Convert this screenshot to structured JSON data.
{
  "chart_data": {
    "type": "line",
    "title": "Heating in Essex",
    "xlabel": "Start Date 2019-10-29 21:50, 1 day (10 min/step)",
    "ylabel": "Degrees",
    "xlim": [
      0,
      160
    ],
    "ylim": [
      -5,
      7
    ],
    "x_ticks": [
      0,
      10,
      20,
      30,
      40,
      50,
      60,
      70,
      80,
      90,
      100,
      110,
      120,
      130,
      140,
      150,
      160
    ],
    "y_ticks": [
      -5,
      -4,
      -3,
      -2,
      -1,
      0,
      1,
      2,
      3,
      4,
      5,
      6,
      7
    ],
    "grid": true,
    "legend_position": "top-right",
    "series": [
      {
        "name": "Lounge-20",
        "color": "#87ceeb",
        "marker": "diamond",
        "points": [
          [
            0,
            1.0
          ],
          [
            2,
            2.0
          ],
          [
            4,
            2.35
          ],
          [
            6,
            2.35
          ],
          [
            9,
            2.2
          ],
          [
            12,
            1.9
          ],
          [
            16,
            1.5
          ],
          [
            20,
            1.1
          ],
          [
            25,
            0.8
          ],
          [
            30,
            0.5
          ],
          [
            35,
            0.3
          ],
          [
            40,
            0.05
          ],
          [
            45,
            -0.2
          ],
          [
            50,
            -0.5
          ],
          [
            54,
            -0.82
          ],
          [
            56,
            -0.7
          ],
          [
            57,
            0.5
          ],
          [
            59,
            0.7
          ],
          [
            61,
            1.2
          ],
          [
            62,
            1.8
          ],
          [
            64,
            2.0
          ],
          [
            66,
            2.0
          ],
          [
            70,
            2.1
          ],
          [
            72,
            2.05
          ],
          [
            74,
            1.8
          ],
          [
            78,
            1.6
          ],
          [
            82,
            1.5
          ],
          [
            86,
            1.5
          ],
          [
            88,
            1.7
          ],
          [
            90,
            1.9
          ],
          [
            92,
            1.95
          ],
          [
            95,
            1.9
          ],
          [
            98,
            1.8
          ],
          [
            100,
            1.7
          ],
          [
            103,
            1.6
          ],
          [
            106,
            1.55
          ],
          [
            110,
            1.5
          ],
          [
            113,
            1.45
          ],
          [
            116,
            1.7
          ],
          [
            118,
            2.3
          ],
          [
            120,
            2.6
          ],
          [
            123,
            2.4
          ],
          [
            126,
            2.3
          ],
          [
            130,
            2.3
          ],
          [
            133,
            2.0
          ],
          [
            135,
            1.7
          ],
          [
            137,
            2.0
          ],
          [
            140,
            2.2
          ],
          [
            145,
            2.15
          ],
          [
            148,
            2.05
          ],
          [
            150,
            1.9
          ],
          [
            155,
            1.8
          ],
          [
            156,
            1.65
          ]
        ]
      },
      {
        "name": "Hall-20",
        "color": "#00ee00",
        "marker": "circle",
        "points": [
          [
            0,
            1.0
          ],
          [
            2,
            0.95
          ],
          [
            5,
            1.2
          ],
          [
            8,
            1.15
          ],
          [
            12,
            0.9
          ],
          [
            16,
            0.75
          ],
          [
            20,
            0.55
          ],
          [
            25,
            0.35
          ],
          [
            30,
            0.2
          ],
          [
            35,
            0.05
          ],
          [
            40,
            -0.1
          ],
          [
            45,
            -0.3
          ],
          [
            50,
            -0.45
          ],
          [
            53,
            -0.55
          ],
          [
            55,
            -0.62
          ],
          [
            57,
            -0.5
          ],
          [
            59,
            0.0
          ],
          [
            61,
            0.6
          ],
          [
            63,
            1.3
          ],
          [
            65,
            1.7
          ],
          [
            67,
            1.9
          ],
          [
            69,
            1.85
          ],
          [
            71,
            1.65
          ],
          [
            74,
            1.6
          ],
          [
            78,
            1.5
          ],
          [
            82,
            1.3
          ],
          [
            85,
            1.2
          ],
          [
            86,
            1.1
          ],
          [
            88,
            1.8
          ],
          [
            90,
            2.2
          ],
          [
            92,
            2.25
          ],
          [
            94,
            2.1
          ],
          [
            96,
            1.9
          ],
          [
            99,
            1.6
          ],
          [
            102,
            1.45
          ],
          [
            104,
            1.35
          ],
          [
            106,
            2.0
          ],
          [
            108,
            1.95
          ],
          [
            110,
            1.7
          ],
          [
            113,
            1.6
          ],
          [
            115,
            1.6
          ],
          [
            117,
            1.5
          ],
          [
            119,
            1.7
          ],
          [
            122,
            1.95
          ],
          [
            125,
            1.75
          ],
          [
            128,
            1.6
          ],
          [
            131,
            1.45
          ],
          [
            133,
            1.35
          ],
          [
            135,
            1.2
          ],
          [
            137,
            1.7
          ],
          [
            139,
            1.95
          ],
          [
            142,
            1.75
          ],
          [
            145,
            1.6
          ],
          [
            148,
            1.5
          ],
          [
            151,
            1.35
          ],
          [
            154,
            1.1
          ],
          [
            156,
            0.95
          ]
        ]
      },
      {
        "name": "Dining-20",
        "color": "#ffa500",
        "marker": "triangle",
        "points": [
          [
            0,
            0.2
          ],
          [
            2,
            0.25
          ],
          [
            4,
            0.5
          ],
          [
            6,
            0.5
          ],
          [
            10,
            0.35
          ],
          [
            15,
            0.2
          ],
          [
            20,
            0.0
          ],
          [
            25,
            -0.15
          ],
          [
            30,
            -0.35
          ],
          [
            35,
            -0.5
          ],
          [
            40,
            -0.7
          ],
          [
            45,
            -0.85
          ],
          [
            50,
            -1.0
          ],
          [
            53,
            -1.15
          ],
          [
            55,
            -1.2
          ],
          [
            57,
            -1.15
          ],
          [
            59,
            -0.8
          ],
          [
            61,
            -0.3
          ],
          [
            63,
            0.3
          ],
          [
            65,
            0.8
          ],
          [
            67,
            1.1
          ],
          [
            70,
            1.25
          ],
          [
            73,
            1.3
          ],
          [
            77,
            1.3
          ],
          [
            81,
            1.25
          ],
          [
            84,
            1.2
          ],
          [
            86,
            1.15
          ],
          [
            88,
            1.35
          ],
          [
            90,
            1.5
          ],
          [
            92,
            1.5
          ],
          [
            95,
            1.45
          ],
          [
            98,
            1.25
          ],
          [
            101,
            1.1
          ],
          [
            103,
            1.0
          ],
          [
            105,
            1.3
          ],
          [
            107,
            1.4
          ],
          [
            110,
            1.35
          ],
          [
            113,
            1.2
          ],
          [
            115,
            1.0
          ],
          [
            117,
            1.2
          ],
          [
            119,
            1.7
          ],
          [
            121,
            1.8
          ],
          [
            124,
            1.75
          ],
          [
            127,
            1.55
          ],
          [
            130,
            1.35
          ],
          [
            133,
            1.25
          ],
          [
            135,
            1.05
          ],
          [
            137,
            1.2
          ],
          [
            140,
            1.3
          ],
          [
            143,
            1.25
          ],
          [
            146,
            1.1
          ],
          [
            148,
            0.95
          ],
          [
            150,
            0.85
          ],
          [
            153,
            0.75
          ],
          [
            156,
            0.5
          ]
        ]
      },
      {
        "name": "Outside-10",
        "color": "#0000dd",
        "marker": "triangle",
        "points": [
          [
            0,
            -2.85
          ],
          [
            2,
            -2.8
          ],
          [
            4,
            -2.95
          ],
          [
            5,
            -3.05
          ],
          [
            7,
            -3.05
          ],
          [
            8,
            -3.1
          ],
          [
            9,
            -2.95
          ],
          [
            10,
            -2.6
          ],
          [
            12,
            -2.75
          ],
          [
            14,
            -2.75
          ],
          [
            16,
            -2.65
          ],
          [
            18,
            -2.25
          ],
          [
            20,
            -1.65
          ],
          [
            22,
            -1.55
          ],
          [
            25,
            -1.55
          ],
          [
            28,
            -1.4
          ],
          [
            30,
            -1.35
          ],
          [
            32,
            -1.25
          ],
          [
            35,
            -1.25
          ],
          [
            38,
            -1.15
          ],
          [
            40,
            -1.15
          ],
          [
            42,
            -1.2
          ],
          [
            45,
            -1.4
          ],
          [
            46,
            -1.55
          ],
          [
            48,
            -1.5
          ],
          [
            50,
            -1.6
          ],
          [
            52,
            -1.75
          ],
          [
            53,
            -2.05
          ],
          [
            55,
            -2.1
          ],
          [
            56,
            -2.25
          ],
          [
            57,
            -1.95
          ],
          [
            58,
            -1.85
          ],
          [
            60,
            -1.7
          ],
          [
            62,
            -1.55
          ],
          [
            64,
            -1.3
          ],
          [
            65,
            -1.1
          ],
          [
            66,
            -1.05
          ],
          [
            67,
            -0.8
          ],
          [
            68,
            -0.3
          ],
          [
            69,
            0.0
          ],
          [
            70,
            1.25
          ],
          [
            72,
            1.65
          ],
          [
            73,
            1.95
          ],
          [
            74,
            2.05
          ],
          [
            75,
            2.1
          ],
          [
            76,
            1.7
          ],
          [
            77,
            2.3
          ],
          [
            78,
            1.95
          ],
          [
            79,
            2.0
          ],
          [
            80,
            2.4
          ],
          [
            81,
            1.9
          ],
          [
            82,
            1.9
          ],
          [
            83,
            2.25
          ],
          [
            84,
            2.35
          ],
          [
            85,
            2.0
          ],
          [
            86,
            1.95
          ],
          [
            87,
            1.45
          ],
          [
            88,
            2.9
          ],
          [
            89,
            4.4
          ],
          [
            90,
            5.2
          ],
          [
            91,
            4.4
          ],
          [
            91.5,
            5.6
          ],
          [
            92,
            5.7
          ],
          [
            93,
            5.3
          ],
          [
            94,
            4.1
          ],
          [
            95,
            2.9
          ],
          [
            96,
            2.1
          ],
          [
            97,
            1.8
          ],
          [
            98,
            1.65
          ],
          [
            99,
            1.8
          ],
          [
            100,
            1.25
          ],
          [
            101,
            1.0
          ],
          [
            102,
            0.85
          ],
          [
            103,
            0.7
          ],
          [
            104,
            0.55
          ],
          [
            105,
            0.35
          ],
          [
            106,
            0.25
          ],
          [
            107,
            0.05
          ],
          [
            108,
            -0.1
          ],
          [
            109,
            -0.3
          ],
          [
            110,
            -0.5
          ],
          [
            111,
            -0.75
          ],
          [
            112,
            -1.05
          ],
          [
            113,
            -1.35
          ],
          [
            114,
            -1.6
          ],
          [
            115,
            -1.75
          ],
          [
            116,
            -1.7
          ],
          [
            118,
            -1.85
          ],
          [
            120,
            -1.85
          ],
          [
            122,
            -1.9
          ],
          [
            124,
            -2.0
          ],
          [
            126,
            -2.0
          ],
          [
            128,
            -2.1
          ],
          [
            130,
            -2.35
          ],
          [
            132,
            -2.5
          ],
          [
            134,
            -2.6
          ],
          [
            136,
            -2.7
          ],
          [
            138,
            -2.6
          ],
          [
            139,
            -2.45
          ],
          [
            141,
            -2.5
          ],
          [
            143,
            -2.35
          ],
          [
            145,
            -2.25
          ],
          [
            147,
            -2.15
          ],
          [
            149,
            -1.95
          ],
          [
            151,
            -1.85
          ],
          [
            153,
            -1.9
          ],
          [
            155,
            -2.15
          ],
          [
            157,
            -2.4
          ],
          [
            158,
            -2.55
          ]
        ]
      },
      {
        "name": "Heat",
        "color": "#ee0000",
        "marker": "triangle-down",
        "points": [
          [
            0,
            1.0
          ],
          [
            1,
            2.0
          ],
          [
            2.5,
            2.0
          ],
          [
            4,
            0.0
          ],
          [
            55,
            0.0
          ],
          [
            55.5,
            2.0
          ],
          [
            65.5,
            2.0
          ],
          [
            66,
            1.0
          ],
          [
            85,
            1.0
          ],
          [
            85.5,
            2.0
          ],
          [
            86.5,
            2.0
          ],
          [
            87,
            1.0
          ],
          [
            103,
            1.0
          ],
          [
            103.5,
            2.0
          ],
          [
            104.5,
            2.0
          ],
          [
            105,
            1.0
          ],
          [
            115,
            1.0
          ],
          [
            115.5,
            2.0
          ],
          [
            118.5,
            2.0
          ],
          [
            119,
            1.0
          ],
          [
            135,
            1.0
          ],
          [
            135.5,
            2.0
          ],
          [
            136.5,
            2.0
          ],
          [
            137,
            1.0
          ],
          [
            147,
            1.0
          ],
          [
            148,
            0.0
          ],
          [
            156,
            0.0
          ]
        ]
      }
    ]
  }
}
+++
-- Exercise goal --
Copy and report every line where the word "name" is present.

-- Answer to the task --
        "name": "Lounge-20",
        "name": "Hall-20",
        "name": "Dining-20",
        "name": "Outside-10",
        "name": "Heat",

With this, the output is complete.